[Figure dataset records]
::::

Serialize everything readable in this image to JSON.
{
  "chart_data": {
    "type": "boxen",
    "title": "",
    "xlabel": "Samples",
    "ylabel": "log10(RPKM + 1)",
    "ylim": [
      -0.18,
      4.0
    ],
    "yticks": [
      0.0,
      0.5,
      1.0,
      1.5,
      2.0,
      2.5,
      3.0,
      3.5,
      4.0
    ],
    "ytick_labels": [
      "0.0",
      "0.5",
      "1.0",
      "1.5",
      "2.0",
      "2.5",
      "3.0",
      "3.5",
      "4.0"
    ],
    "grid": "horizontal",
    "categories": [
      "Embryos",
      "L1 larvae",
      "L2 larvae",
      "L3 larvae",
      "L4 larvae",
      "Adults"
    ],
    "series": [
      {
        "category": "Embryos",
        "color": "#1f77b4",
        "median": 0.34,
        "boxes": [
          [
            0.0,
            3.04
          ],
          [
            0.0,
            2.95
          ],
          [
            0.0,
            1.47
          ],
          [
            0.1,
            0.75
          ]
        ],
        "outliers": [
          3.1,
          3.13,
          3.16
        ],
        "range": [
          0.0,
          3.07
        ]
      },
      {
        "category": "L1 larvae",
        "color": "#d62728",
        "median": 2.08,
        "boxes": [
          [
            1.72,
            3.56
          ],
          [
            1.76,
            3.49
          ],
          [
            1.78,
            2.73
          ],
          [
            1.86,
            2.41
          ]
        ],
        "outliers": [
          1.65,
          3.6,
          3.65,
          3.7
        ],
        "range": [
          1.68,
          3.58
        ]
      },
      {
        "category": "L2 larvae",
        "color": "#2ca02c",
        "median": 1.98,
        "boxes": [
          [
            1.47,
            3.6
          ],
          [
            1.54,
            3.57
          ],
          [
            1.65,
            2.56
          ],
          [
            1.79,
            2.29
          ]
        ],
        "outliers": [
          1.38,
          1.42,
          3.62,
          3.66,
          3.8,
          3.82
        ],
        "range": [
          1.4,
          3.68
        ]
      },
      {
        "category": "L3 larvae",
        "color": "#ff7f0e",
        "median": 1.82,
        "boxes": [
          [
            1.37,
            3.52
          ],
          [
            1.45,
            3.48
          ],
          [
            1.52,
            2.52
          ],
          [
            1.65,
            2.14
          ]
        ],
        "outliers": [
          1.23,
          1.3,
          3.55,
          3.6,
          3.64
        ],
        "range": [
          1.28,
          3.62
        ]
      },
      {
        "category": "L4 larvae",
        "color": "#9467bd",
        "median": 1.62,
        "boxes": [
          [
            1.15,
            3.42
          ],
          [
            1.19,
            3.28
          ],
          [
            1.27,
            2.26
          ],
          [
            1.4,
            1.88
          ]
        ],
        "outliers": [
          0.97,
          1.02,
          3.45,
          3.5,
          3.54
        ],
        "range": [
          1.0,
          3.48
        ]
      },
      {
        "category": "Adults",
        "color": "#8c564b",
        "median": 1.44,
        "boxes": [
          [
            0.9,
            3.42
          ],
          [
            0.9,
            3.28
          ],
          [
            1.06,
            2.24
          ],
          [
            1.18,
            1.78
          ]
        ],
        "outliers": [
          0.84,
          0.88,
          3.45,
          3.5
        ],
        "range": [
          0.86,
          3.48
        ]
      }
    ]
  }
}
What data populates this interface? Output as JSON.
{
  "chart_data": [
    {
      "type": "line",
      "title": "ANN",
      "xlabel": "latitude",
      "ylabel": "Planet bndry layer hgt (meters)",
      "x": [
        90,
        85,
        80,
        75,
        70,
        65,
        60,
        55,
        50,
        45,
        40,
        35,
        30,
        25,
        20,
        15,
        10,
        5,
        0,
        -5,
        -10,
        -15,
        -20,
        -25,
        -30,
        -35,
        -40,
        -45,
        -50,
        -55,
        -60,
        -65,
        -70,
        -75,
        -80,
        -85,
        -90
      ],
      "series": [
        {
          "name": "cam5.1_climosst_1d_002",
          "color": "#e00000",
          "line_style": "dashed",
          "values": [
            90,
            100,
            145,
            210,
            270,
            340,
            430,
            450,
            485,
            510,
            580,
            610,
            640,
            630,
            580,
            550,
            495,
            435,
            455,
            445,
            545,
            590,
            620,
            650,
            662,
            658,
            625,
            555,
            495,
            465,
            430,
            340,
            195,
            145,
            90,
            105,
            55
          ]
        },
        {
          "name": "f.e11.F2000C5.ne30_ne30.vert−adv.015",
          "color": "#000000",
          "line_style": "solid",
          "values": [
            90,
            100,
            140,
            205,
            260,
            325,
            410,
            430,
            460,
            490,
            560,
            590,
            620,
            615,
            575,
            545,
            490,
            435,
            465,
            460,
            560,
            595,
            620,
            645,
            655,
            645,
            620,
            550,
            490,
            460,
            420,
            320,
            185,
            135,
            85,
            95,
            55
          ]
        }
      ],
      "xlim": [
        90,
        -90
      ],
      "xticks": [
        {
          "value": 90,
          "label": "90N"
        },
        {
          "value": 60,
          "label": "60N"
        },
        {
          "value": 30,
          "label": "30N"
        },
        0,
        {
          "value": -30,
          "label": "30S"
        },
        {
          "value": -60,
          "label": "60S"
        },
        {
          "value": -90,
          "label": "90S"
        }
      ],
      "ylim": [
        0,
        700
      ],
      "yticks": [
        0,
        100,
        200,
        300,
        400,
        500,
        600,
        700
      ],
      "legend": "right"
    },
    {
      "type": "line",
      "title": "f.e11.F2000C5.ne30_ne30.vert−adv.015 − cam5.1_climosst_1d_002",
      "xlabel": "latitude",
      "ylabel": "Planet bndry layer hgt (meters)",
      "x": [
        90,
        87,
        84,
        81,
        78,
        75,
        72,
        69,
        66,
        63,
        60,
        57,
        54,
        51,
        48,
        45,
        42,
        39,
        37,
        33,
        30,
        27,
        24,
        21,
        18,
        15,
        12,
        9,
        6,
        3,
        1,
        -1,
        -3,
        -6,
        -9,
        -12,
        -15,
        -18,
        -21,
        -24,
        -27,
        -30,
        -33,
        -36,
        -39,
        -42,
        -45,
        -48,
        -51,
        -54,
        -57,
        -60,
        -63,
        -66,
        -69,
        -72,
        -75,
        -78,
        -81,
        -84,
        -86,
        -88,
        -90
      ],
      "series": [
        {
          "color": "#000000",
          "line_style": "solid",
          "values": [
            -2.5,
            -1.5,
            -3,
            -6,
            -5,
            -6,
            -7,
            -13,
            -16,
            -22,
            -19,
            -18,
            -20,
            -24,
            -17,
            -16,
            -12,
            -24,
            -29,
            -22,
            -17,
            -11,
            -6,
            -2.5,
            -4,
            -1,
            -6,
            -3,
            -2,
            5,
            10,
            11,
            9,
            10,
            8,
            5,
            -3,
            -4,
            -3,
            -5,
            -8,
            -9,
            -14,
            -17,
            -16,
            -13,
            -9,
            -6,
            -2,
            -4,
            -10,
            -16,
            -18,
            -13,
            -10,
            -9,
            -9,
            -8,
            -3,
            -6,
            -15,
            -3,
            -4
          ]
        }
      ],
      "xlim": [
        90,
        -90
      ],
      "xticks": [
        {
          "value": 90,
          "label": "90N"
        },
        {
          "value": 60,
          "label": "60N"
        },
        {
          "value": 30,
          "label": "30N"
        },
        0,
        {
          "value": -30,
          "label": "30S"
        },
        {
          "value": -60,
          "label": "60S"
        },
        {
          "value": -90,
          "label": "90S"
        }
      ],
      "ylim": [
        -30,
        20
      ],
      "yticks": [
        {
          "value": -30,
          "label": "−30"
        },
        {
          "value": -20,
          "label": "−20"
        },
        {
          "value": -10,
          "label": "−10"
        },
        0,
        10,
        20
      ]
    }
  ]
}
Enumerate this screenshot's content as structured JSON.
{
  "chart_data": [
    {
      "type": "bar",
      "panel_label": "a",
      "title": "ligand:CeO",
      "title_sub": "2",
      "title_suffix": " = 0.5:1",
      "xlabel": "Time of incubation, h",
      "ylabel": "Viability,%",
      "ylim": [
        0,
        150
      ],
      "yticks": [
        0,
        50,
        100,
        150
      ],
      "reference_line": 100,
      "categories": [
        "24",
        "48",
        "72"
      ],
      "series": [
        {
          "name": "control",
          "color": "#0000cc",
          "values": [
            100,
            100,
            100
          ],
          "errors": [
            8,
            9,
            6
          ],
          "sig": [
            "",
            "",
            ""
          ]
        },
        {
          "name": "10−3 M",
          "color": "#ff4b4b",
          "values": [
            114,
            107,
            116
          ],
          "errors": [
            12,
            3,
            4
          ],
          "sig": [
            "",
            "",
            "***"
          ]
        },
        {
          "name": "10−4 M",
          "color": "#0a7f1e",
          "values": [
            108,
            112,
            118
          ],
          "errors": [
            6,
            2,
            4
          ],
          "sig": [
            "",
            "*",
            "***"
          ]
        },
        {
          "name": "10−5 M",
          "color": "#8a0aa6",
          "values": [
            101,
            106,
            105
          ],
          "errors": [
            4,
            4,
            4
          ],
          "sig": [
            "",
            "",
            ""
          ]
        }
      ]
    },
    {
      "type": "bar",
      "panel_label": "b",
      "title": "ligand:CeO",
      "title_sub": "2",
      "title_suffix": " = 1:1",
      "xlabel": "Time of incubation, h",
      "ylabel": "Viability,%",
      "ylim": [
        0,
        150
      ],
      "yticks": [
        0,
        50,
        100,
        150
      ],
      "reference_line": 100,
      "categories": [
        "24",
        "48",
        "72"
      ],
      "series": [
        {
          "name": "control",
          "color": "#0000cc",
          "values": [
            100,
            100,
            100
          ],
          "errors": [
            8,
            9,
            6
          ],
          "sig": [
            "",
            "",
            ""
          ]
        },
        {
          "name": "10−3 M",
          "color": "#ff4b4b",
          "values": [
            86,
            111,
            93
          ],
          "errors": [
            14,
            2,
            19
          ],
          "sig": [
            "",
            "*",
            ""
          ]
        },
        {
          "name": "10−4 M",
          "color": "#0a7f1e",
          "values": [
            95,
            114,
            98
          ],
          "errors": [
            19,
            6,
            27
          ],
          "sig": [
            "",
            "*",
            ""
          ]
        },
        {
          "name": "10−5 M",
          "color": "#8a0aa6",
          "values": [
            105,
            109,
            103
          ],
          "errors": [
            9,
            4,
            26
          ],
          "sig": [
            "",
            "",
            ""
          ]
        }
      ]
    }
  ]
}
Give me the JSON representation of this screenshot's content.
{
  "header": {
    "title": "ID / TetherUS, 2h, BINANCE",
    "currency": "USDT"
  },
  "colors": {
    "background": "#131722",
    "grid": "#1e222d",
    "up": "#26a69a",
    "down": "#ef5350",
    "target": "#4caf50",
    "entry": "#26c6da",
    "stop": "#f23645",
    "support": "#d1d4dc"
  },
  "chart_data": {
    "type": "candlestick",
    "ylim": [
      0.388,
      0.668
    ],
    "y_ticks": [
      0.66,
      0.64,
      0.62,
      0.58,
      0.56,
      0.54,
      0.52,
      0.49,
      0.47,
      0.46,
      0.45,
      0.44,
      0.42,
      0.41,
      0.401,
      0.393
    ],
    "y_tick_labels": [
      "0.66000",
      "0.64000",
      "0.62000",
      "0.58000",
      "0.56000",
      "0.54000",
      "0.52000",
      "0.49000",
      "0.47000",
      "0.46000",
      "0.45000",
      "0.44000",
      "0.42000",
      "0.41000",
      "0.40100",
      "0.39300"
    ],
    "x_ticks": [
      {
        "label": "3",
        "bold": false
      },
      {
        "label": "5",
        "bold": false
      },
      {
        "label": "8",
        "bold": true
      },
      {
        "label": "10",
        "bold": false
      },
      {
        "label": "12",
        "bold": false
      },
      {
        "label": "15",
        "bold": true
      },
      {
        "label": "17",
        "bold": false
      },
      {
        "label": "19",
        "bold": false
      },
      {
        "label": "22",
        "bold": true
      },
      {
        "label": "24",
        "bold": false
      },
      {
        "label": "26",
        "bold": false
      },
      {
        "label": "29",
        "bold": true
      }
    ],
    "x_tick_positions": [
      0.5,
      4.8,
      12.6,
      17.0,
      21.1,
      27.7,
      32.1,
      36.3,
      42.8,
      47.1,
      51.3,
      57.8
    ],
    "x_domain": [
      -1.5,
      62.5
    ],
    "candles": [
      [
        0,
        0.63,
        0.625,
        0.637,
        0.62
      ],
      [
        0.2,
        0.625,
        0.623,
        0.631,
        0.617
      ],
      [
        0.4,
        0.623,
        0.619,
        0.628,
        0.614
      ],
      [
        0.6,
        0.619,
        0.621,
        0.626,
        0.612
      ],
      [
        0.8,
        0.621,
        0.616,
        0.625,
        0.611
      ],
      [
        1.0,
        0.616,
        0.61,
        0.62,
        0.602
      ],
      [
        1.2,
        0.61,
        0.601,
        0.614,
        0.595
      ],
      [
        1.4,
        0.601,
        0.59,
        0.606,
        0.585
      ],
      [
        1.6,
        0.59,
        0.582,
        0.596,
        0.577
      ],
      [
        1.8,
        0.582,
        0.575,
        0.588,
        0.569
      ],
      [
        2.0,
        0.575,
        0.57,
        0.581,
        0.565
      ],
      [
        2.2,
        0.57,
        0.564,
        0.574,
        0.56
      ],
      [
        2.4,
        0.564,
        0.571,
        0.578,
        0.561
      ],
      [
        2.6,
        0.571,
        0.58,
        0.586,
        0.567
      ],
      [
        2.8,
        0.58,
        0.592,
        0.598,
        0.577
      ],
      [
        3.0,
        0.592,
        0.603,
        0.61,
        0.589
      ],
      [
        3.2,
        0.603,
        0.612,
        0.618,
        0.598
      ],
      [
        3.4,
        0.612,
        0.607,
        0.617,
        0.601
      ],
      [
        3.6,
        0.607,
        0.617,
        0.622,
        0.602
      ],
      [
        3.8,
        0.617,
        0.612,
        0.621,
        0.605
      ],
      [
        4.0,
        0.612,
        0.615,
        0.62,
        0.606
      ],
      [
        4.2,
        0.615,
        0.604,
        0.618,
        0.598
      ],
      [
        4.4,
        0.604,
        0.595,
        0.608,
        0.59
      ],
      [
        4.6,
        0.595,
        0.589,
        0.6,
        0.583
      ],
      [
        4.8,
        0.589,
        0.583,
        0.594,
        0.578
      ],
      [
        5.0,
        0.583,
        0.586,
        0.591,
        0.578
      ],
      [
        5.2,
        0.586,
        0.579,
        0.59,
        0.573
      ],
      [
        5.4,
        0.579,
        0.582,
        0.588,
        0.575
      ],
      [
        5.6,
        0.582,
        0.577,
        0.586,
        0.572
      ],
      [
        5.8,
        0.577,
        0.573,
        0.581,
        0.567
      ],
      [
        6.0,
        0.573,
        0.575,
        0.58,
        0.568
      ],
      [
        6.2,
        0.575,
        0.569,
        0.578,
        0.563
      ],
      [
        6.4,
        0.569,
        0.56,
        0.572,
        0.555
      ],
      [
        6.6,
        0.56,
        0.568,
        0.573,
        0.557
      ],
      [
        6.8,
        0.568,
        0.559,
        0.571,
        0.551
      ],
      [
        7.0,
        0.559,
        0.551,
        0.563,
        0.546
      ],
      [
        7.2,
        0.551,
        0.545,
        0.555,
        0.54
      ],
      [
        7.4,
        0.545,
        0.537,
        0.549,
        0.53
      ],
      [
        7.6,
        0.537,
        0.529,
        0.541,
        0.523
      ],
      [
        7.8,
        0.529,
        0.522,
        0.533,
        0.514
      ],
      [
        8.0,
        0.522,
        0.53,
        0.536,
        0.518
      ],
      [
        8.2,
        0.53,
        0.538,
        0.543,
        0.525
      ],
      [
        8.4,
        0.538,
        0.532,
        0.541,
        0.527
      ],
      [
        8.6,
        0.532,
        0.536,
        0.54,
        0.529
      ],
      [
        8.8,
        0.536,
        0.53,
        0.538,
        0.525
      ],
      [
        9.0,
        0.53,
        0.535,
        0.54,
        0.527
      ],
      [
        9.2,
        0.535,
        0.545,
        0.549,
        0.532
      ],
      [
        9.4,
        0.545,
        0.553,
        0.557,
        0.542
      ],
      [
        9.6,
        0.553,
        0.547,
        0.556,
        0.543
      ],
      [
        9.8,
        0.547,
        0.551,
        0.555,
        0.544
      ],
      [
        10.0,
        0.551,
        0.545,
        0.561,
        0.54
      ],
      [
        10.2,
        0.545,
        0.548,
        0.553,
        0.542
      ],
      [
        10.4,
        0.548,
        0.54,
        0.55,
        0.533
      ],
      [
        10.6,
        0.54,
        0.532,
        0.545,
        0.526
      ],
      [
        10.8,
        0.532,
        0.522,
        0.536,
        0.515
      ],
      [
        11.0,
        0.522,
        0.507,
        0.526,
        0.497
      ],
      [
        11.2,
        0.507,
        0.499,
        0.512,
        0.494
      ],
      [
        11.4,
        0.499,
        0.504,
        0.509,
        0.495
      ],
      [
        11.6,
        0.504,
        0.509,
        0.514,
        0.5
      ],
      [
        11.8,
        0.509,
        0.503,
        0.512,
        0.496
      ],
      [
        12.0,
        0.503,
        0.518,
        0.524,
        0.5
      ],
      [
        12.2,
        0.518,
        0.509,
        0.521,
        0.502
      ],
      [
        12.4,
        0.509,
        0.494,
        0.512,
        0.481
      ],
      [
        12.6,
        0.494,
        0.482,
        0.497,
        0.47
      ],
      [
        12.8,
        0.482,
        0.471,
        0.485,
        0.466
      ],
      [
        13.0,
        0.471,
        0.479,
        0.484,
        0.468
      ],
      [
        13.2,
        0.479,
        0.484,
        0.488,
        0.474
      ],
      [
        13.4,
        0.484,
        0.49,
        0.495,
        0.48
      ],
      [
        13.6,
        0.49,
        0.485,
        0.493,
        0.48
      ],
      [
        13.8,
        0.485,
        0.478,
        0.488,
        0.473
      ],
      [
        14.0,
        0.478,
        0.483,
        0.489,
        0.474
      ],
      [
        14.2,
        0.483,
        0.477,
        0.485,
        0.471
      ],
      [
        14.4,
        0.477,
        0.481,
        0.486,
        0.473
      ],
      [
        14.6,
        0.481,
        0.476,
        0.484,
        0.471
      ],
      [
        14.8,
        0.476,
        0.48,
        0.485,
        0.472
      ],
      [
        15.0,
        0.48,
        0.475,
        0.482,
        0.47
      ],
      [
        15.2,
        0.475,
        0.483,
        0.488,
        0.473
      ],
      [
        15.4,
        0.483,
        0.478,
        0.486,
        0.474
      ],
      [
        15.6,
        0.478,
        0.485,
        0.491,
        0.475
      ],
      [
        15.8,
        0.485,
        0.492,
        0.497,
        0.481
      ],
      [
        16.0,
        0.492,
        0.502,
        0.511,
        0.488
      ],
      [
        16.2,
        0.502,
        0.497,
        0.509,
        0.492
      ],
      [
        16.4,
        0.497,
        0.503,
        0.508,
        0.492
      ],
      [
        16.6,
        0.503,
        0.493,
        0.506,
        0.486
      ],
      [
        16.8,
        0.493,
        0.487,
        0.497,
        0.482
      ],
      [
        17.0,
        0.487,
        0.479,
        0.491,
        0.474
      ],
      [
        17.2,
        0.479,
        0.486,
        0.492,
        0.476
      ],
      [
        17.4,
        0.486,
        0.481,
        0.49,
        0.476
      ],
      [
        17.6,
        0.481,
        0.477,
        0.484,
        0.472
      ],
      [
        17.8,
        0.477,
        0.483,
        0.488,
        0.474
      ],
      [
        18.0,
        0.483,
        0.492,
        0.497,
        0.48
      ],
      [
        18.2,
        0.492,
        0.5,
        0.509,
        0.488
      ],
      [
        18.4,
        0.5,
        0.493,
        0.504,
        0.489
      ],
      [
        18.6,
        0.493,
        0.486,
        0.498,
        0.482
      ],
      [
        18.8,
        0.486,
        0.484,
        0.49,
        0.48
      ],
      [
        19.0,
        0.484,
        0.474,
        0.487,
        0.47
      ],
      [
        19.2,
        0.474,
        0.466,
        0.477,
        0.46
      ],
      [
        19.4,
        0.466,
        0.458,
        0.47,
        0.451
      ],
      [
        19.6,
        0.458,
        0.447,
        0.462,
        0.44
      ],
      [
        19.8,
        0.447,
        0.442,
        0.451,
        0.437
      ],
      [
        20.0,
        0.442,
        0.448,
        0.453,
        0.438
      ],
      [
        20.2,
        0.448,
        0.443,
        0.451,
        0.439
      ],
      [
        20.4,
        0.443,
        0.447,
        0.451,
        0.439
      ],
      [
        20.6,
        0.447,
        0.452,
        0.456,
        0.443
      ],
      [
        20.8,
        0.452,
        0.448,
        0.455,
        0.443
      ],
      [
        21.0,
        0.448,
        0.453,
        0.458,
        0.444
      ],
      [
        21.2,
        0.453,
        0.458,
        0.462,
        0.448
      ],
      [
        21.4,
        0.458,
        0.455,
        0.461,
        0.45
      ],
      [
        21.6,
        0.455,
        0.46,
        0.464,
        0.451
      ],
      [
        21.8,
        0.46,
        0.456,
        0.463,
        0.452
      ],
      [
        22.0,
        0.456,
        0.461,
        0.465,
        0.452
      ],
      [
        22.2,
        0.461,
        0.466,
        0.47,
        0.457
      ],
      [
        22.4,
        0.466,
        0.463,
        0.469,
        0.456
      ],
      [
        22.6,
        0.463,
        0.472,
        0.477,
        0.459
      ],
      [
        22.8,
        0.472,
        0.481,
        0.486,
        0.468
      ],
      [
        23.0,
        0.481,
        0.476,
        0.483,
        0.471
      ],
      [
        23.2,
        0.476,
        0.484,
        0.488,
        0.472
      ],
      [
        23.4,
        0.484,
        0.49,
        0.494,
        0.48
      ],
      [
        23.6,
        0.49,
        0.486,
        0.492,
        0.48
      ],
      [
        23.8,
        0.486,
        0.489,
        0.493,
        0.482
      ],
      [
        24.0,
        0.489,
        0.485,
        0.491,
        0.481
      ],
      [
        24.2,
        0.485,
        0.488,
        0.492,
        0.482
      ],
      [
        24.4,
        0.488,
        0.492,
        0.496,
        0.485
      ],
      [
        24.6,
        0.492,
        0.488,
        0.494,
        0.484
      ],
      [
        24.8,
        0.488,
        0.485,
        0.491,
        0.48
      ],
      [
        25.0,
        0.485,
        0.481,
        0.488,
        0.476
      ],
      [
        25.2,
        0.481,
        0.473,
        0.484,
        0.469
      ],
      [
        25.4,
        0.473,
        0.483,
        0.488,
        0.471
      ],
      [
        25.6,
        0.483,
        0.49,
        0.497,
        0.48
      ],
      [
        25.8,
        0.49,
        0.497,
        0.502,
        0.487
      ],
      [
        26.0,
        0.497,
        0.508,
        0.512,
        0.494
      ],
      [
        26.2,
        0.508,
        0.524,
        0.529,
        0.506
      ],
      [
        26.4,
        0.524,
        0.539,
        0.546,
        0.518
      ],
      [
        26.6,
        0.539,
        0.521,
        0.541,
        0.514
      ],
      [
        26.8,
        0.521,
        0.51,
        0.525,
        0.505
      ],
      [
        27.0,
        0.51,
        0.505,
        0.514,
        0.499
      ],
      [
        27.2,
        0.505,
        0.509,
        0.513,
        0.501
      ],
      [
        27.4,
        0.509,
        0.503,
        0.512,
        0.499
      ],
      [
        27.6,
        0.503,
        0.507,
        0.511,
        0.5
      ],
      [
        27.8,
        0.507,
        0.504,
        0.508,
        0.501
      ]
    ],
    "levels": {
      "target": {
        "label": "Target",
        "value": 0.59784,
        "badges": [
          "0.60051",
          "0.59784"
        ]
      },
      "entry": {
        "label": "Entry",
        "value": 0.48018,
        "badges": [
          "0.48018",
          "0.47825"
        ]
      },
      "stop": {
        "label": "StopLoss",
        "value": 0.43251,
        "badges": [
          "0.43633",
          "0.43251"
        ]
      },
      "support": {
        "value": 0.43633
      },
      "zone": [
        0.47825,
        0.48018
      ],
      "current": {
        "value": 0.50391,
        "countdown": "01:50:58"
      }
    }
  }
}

::::

DIRECTIONS FOR THIS TASK =
Copy out all lines from the material above that contain the string "larvae".

PROBLEM SOLUTION =
      "L1 larvae",
      "L2 larvae",
      "L3 larvae",
      "L4 larvae",
        "category": "L1 larvae",
        "category": "L2 larvae",
        "category": "L3 larvae",
        "category": "L4 larvae",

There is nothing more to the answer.